>> start Dataset records
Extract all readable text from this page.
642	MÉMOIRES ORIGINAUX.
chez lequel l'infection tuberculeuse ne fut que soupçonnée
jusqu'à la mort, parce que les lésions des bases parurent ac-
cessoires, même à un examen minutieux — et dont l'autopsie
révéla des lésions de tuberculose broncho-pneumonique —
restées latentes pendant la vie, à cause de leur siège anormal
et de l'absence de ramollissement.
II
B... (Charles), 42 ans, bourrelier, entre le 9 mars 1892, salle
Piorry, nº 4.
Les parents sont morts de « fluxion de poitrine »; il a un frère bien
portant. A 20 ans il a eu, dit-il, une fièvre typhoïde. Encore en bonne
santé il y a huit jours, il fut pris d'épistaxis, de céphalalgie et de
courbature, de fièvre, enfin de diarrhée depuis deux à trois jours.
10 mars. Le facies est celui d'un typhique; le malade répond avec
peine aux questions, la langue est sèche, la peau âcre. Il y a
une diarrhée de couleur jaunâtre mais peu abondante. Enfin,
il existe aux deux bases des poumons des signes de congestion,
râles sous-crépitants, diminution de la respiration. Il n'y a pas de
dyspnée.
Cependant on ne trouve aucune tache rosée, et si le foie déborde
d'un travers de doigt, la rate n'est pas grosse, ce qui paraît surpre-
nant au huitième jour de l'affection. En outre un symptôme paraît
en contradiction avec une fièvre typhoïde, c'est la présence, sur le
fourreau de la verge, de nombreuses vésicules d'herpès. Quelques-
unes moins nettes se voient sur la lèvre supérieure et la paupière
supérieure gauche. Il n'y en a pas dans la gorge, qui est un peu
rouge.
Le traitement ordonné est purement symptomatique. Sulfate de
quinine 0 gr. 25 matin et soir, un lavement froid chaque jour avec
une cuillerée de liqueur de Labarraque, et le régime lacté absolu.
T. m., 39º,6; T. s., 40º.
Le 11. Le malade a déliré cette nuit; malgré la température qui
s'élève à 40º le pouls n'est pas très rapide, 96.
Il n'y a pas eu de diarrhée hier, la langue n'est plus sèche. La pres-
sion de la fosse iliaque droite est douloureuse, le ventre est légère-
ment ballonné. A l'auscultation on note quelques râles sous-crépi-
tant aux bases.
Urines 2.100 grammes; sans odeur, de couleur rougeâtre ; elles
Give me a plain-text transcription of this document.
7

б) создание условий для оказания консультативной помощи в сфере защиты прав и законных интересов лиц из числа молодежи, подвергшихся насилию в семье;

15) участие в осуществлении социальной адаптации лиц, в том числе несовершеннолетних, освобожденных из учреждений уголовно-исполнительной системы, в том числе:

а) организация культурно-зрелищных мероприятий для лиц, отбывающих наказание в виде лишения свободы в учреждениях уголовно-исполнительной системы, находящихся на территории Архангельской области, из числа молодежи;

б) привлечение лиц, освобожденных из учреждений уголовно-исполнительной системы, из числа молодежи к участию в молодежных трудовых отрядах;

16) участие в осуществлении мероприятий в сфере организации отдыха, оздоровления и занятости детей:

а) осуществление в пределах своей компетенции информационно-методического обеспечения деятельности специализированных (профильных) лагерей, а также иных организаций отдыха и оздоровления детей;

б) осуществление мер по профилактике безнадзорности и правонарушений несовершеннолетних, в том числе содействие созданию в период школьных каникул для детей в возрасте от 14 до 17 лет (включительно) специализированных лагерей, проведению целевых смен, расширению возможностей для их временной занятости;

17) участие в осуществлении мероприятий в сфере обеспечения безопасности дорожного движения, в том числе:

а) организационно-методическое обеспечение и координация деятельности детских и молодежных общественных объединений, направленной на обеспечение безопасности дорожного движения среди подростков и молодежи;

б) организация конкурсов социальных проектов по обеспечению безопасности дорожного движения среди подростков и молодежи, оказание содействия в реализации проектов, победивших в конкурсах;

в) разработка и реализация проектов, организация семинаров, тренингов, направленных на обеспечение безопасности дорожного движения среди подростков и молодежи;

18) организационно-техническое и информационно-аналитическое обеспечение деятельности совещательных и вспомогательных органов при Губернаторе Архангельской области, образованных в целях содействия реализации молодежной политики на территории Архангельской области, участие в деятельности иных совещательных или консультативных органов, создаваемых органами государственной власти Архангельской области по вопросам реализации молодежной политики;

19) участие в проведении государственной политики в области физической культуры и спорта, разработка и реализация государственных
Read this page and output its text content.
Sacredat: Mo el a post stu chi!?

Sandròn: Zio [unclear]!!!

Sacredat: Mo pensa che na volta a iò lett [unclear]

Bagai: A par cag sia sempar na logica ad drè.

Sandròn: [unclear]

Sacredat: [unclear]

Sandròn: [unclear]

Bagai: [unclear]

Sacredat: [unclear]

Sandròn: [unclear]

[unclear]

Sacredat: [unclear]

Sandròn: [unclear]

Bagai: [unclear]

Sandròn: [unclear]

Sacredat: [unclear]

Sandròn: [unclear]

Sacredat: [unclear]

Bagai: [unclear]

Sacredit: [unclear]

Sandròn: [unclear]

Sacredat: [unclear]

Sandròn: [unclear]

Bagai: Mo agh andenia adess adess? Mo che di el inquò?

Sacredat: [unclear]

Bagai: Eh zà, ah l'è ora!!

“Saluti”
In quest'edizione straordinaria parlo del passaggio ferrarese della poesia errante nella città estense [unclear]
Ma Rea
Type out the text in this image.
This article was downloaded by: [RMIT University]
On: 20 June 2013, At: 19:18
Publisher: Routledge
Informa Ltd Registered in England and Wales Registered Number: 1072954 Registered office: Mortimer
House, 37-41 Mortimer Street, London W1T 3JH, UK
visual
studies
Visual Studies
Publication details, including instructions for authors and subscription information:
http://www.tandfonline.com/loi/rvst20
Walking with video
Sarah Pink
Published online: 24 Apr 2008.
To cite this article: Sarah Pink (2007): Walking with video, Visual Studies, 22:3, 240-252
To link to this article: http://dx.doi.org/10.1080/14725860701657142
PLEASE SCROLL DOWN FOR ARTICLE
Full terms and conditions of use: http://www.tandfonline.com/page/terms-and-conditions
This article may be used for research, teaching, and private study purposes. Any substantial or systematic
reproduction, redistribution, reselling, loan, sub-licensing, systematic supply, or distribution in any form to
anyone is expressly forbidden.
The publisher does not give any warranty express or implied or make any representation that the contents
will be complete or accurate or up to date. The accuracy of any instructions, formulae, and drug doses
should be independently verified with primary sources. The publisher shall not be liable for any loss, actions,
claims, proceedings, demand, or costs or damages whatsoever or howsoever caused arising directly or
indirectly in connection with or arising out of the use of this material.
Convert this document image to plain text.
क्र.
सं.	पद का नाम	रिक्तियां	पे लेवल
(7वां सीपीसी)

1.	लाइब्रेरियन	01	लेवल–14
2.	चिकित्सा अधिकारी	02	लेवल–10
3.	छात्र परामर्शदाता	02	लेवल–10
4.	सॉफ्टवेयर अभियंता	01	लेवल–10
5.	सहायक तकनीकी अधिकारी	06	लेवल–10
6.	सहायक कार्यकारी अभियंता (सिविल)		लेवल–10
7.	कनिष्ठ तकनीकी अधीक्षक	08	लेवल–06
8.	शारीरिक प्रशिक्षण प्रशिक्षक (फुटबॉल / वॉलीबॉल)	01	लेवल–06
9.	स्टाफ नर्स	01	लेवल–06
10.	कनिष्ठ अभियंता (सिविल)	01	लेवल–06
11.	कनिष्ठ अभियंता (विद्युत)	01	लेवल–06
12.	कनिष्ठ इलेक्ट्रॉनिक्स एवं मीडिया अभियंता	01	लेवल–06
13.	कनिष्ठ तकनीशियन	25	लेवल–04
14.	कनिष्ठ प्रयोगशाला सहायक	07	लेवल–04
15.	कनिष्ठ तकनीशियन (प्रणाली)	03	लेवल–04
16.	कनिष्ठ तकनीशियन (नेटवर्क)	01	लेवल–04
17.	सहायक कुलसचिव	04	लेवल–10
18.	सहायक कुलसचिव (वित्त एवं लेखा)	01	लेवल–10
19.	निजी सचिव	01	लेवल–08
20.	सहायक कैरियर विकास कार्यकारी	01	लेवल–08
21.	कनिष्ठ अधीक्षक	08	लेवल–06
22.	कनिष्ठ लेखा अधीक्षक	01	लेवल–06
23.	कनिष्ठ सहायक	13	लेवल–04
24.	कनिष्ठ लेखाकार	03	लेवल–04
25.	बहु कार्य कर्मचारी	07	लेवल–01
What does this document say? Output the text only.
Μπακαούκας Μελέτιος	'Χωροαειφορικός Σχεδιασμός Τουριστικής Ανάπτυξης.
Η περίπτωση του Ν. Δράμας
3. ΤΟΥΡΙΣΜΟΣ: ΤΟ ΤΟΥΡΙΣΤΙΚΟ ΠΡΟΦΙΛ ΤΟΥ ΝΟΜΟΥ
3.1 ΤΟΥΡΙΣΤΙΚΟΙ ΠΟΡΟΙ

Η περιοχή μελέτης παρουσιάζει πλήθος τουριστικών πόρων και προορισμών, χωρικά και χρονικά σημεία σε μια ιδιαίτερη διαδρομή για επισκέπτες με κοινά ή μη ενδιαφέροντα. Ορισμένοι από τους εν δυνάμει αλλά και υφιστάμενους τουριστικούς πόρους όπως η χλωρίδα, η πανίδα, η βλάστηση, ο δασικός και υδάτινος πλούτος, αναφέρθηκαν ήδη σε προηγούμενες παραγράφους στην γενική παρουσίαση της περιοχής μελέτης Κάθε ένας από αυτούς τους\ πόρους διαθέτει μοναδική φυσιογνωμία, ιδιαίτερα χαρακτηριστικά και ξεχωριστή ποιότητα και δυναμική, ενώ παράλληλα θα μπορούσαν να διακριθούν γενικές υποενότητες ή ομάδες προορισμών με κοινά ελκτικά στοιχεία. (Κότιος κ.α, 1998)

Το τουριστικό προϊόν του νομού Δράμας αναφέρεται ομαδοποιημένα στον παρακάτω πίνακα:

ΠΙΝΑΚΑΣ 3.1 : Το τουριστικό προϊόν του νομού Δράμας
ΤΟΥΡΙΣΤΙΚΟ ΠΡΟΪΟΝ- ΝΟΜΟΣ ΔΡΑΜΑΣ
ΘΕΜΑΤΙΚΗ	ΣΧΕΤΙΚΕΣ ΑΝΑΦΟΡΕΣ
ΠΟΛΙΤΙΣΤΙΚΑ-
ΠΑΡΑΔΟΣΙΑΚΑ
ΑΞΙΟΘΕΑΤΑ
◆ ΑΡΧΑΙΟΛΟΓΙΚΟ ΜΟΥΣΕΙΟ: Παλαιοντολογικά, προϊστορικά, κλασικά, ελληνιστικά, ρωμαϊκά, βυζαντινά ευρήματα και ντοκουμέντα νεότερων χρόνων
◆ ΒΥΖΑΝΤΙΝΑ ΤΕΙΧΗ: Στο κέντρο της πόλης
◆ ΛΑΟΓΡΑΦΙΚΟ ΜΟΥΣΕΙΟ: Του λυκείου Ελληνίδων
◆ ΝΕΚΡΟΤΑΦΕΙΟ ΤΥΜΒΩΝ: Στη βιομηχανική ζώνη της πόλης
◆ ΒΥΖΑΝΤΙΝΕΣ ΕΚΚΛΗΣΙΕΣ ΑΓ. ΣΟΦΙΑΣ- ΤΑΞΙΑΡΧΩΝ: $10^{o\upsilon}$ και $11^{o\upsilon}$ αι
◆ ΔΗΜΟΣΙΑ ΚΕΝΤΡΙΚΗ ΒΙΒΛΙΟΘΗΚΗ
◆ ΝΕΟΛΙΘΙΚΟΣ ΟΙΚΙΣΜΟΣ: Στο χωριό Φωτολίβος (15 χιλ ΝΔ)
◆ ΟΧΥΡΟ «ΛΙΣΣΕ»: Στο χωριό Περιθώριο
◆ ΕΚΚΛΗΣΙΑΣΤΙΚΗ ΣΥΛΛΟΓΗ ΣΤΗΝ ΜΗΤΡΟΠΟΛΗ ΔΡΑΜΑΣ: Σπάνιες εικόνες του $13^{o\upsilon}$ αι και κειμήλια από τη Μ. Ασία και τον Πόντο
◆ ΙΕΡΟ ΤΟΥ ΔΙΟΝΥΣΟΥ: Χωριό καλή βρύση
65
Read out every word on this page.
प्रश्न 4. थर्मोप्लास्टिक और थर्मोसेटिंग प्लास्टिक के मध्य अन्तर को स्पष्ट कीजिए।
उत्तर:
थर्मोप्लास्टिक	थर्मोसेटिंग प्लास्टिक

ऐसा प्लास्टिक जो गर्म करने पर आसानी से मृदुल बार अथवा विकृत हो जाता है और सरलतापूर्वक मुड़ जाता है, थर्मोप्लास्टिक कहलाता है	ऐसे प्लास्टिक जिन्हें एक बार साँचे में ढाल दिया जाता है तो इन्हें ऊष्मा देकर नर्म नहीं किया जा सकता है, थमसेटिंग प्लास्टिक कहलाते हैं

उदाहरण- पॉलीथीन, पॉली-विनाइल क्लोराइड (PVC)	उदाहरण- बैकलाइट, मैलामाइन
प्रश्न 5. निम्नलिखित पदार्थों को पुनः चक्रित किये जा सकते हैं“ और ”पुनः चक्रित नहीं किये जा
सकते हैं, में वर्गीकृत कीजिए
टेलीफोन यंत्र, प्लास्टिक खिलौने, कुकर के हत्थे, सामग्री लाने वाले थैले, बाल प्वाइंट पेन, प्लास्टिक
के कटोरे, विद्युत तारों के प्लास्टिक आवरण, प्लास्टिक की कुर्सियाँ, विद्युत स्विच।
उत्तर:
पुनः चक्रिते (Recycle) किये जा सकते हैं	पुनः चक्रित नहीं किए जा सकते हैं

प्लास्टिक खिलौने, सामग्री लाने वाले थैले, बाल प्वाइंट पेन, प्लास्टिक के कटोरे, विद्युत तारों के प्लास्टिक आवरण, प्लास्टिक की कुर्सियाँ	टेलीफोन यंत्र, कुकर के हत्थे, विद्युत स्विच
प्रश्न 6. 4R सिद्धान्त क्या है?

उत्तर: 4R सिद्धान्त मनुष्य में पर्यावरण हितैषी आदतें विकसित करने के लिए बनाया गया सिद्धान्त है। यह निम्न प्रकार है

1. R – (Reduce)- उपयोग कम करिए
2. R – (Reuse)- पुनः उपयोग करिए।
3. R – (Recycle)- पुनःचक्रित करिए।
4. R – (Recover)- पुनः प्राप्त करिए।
>> end Dataset records
Which lines contain the word "diarrhée"? Return each of them.

◆ Output of the exercise
courbature, de fièvre, enfin de diarrhée depuis deux à trois jours.
une diarrhée de couleur jaunâtre mais peu abondante. Enfin,
Il n'y a pas eu de diarrhée hier, la langue n'est plus sèche. La pres-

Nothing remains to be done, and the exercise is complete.